— Start Given information —
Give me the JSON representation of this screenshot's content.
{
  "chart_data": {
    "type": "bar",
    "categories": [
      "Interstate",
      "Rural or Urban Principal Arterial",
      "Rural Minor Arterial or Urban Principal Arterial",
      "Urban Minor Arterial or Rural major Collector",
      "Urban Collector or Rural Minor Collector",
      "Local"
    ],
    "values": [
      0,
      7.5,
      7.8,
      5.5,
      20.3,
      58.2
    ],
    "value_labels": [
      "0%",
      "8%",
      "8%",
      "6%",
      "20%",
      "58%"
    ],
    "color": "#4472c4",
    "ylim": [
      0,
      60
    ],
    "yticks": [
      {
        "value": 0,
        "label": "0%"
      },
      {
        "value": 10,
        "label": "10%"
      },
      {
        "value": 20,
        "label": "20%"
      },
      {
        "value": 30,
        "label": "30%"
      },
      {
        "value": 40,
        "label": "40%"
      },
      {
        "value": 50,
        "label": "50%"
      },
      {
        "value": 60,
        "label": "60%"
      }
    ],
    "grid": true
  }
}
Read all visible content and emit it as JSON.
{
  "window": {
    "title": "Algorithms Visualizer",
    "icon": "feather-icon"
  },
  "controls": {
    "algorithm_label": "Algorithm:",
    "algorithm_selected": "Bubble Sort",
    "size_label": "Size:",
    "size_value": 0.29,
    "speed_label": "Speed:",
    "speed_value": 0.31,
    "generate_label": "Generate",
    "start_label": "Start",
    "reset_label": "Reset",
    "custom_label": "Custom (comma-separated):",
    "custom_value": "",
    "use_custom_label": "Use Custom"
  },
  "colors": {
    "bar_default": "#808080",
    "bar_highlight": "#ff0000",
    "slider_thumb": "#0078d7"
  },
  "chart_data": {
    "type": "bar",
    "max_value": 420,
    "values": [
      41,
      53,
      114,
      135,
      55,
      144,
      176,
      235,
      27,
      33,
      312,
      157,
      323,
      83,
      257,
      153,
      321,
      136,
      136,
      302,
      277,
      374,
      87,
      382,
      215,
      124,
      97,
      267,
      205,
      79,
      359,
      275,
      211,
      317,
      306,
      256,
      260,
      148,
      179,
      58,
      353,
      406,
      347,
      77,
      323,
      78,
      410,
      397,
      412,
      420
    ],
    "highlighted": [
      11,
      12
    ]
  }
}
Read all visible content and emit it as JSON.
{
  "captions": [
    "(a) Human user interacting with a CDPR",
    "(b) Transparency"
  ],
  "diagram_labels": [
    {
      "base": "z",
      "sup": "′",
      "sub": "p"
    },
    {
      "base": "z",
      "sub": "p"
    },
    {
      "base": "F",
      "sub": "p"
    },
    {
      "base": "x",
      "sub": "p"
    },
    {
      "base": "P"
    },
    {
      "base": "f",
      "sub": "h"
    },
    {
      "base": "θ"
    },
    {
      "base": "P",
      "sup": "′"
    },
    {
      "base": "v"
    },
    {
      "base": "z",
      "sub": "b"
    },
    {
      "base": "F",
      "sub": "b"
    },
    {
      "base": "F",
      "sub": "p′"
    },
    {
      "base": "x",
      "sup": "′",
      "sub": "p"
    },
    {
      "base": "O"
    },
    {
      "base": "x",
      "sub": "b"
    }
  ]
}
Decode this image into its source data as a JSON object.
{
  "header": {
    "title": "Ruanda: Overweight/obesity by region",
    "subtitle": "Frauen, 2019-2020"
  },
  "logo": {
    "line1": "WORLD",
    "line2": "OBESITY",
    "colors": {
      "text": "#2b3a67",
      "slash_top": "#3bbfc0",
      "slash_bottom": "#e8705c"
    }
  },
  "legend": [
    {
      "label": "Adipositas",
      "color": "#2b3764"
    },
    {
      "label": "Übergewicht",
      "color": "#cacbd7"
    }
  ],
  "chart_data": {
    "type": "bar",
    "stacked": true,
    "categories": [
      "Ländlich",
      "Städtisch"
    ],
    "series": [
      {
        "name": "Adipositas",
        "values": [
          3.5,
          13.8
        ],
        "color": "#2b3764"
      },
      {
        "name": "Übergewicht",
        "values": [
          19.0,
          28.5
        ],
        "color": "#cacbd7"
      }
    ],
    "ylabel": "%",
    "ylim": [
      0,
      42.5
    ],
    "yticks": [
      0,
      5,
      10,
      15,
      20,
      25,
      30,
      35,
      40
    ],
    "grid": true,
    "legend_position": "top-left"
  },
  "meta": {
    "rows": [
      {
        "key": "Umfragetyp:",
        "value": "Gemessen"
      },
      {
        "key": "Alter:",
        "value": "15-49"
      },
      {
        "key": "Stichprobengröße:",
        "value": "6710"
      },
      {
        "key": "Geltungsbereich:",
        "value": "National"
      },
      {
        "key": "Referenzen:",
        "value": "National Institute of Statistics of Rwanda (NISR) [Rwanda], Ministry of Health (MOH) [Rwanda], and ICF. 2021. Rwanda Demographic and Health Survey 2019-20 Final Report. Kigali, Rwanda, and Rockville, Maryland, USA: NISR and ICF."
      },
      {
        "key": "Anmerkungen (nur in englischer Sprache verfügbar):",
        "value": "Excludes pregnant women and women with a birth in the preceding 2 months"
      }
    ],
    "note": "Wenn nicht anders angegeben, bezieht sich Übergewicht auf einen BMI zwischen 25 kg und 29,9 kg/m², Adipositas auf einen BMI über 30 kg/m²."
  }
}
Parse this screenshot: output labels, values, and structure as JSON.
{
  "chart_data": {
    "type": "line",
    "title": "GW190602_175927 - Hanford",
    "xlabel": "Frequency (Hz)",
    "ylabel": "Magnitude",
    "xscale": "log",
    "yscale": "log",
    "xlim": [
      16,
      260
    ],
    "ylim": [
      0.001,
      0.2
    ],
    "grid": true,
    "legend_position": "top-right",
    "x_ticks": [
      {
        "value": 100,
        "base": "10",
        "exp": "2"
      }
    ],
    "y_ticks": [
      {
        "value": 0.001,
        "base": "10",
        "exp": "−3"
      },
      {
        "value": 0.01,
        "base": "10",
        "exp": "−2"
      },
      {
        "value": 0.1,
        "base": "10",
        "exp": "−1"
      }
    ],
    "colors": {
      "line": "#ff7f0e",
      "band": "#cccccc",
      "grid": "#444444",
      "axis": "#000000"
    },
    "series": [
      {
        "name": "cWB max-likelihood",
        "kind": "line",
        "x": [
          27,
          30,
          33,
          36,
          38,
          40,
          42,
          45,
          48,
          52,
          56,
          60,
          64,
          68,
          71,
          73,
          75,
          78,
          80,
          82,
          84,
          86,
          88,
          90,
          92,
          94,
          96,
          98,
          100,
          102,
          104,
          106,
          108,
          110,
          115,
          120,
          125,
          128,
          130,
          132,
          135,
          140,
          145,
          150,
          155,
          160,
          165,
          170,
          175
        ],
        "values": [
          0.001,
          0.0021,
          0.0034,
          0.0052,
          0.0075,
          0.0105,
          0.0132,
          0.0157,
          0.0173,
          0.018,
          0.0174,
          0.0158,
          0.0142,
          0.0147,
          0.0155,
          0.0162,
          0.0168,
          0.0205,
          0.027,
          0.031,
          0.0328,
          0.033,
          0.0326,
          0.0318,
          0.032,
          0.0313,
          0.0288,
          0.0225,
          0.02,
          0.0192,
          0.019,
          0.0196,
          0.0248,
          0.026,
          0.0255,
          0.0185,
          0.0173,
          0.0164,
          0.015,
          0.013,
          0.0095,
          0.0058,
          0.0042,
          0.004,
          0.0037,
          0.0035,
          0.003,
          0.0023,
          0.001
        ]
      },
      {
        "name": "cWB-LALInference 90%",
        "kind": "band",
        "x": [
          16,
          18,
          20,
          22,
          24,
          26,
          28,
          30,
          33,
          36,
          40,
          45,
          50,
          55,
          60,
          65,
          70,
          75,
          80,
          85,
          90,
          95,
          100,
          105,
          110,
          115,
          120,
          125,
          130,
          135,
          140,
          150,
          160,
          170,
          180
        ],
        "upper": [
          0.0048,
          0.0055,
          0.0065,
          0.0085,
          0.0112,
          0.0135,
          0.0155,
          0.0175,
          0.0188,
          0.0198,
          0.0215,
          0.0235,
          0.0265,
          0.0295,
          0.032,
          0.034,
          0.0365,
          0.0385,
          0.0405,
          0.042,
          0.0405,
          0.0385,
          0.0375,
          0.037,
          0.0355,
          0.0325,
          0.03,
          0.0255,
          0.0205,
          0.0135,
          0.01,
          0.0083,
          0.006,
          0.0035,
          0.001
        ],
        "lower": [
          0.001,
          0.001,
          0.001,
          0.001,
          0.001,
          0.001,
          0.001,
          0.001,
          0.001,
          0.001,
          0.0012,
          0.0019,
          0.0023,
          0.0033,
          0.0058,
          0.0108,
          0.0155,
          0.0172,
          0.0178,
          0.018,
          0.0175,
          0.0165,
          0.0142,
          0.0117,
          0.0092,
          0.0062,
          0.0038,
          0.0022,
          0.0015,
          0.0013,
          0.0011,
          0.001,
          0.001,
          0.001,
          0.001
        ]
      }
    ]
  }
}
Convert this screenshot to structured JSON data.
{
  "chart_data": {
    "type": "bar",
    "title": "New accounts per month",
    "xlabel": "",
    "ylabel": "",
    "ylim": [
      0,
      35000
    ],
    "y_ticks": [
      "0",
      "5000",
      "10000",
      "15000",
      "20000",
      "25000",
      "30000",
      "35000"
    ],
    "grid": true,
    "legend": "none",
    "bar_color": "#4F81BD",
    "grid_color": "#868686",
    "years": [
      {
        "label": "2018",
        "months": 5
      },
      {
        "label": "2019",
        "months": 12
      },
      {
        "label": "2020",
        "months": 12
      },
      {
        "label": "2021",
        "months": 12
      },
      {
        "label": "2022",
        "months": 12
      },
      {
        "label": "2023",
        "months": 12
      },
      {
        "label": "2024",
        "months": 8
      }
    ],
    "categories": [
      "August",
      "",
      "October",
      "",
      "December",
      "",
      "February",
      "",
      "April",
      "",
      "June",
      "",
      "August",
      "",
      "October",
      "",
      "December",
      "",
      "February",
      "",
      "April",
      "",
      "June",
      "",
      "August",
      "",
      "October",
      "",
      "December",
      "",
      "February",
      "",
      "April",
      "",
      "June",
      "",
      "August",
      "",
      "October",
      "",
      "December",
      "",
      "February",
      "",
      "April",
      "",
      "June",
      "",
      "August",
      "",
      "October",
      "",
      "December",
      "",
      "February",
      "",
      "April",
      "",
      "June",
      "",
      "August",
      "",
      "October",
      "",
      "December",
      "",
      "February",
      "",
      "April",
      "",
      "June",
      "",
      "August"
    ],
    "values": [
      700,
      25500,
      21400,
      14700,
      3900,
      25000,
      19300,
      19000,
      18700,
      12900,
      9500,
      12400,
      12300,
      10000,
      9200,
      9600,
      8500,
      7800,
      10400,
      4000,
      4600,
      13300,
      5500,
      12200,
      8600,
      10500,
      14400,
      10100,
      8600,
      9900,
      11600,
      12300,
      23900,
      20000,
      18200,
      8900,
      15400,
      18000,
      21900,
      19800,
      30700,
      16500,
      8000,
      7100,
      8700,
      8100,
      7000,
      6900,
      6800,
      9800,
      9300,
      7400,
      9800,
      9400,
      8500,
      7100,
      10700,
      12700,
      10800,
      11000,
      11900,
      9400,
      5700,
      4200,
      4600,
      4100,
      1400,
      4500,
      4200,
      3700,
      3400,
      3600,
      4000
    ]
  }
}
— End Given information —
(Task):
Determine the number of lines in the listing that contain the string "Arterial". Write that number and nothing else.

(Solution):
3